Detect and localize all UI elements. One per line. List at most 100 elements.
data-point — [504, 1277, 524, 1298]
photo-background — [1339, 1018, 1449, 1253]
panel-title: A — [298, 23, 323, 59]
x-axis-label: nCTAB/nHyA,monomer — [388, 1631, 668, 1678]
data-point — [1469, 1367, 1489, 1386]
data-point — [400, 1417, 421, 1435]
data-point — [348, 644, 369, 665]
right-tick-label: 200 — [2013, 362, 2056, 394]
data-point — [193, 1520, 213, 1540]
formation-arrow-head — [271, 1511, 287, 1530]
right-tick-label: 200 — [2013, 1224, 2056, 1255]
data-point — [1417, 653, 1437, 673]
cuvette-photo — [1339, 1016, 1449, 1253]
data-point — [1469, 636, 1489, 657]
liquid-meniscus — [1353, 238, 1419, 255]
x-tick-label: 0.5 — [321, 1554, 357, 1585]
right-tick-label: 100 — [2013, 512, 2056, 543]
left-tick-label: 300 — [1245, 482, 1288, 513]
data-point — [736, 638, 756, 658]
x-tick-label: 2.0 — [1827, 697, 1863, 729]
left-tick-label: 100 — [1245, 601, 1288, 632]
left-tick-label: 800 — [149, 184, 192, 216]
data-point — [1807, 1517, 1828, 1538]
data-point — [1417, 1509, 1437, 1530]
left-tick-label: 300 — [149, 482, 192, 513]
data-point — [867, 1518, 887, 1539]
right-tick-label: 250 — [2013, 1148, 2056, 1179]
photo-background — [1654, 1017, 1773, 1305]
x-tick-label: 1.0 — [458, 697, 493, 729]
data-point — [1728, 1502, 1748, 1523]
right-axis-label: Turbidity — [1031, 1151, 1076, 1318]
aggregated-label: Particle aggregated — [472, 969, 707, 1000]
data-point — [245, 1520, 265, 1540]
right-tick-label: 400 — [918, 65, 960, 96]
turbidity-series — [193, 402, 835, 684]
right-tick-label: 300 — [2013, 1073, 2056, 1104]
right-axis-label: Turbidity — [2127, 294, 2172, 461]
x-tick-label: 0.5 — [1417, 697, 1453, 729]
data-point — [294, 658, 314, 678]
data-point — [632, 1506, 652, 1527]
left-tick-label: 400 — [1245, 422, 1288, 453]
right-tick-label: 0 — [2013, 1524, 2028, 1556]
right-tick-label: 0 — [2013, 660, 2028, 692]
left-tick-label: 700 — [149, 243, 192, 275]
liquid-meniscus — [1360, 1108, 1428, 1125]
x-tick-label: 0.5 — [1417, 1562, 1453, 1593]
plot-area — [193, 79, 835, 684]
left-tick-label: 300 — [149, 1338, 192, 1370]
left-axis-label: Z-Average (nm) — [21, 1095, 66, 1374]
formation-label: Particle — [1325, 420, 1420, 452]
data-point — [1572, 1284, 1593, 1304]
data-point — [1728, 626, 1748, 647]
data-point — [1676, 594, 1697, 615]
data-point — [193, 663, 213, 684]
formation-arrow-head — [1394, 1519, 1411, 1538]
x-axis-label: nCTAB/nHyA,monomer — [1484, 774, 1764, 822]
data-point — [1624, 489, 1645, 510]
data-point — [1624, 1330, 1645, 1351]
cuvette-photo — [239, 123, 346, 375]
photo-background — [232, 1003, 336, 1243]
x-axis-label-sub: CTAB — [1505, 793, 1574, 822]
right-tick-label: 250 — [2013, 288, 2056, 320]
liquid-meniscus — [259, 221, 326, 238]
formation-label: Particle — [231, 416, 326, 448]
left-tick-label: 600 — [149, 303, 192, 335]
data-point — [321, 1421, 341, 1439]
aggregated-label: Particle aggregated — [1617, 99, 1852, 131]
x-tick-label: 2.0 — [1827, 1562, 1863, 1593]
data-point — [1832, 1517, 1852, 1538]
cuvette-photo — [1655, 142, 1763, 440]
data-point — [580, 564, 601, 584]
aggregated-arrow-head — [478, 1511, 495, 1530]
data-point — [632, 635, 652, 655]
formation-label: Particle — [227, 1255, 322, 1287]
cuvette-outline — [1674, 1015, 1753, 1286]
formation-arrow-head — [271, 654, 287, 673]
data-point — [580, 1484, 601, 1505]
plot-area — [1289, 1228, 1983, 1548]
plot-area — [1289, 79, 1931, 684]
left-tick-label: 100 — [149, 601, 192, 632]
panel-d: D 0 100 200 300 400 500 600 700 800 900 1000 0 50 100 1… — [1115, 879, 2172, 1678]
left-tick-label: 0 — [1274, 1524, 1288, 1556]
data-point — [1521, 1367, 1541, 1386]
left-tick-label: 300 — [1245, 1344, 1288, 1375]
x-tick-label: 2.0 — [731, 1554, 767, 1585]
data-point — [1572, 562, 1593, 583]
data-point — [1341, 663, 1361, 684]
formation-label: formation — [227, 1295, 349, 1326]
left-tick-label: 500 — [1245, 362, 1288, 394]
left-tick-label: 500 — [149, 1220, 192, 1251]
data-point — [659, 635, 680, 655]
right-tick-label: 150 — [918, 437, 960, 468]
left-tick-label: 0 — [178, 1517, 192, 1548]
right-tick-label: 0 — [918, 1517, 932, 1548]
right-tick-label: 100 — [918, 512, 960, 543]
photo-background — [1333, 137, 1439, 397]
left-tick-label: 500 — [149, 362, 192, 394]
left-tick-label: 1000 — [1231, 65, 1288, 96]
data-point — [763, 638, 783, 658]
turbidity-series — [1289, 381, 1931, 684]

INSTRUCTION: Update the records above by changing each "photo-background" to "photo-backdrop", keeping everything else the same.

RESULT OF THE TASK:
Detect and localize all UI elements. One per line. List at most 100 elements.
data-point — [504, 1277, 524, 1298]
photo-backdrop — [1339, 1018, 1449, 1253]
panel-title: A — [298, 23, 323, 59]
x-axis-label: nCTAB/nHyA,monomer — [388, 1631, 668, 1678]
data-point — [1469, 1367, 1489, 1386]
data-point — [400, 1417, 421, 1435]
data-point — [348, 644, 369, 665]
right-tick-label: 200 — [2013, 362, 2056, 394]
data-point — [193, 1520, 213, 1540]
formation-arrow-head — [271, 1511, 287, 1530]
right-tick-label: 200 — [2013, 1224, 2056, 1255]
data-point — [1417, 653, 1437, 673]
cuvette-photo — [1339, 1016, 1449, 1253]
data-point — [1469, 636, 1489, 657]
liquid-meniscus — [1353, 238, 1419, 255]
x-tick-label: 0.5 — [321, 1554, 357, 1585]
right-tick-label: 100 — [2013, 512, 2056, 543]
left-tick-label: 300 — [1245, 482, 1288, 513]
data-point — [736, 638, 756, 658]
x-tick-label: 2.0 — [1827, 697, 1863, 729]
left-tick-label: 100 — [1245, 601, 1288, 632]
left-tick-label: 800 — [149, 184, 192, 216]
data-point — [1807, 1517, 1828, 1538]
data-point — [1417, 1509, 1437, 1530]
left-tick-label: 300 — [149, 482, 192, 513]
data-point — [867, 1518, 887, 1539]
right-tick-label: 250 — [2013, 1148, 2056, 1179]
photo-backdrop — [1654, 1017, 1773, 1305]
x-tick-label: 1.0 — [458, 697, 493, 729]
data-point — [1728, 1502, 1748, 1523]
right-axis-label: Turbidity — [1031, 1151, 1076, 1318]
aggregated-label: Particle aggregated — [472, 969, 707, 1000]
data-point — [245, 1520, 265, 1540]
right-tick-label: 400 — [918, 65, 960, 96]
turbidity-series — [193, 402, 835, 684]
right-tick-label: 300 — [2013, 1073, 2056, 1104]
right-axis-label: Turbidity — [2127, 294, 2172, 461]
x-tick-label: 0.5 — [1417, 697, 1453, 729]
data-point — [294, 658, 314, 678]
data-point — [632, 1506, 652, 1527]
left-tick-label: 400 — [1245, 422, 1288, 453]
right-tick-label: 0 — [2013, 1524, 2028, 1556]
right-tick-label: 0 — [2013, 660, 2028, 692]
left-tick-label: 700 — [149, 243, 192, 275]
liquid-meniscus — [1360, 1108, 1428, 1125]
x-tick-label: 0.5 — [1417, 1562, 1453, 1593]
plot-area — [193, 79, 835, 684]
left-tick-label: 300 — [149, 1338, 192, 1370]
left-axis-label: Z-Average (nm) — [21, 1095, 66, 1374]
formation-label: Particle — [1325, 420, 1420, 452]
data-point — [1572, 1284, 1593, 1304]
data-point — [1728, 626, 1748, 647]
data-point — [1676, 594, 1697, 615]
data-point — [193, 663, 213, 684]
formation-arrow-head — [1394, 1519, 1411, 1538]
x-axis-label: nCTAB/nHyA,monomer — [1484, 774, 1764, 822]
data-point — [1624, 489, 1645, 510]
data-point — [1624, 1330, 1645, 1351]
cuvette-photo — [239, 123, 346, 375]
photo-backdrop — [232, 1003, 336, 1243]
x-axis-label-sub: CTAB — [1505, 793, 1574, 822]
right-tick-label: 250 — [2013, 288, 2056, 320]
liquid-meniscus — [259, 221, 326, 238]
formation-label: Particle — [231, 416, 326, 448]
left-tick-label: 600 — [149, 303, 192, 335]
data-point — [321, 1421, 341, 1439]
aggregated-label: Particle aggregated — [1617, 99, 1852, 131]
x-tick-label: 2.0 — [1827, 1562, 1863, 1593]
data-point — [1832, 1517, 1852, 1538]
cuvette-photo — [1655, 142, 1763, 440]
data-point — [580, 564, 601, 584]
aggregated-arrow-head — [478, 1511, 495, 1530]
data-point — [632, 635, 652, 655]
formation-label: Particle — [227, 1255, 322, 1287]
cuvette-outline — [1674, 1015, 1753, 1286]
formation-arrow-head — [271, 654, 287, 673]
data-point — [580, 1484, 601, 1505]
plot-area — [1289, 1228, 1983, 1548]
plot-area — [1289, 79, 1931, 684]
left-tick-label: 100 — [149, 601, 192, 632]
panel-d: D 0 100 200 300 400 500 600 700 800 900 1000 0 50 100 1… — [1115, 879, 2172, 1678]
left-tick-label: 0 — [1274, 1524, 1288, 1556]
data-point — [1521, 1367, 1541, 1386]
left-tick-label: 300 — [1245, 1344, 1288, 1375]
x-tick-label: 2.0 — [731, 1554, 767, 1585]
data-point — [1572, 562, 1593, 583]
data-point — [1341, 663, 1361, 684]
formation-label: formation — [227, 1295, 349, 1326]
left-tick-label: 500 — [1245, 362, 1288, 394]
left-tick-label: 500 — [149, 1220, 192, 1251]
data-point — [659, 635, 680, 655]
right-tick-label: 150 — [918, 437, 960, 468]
left-tick-label: 0 — [178, 1517, 192, 1548]
right-tick-label: 0 — [918, 1517, 932, 1548]
right-tick-label: 100 — [918, 512, 960, 543]
photo-backdrop — [1333, 137, 1439, 397]
left-tick-label: 500 — [149, 362, 192, 394]
left-tick-label: 1000 — [1231, 65, 1288, 96]
data-point — [763, 638, 783, 658]
turbidity-series — [1289, 381, 1931, 684]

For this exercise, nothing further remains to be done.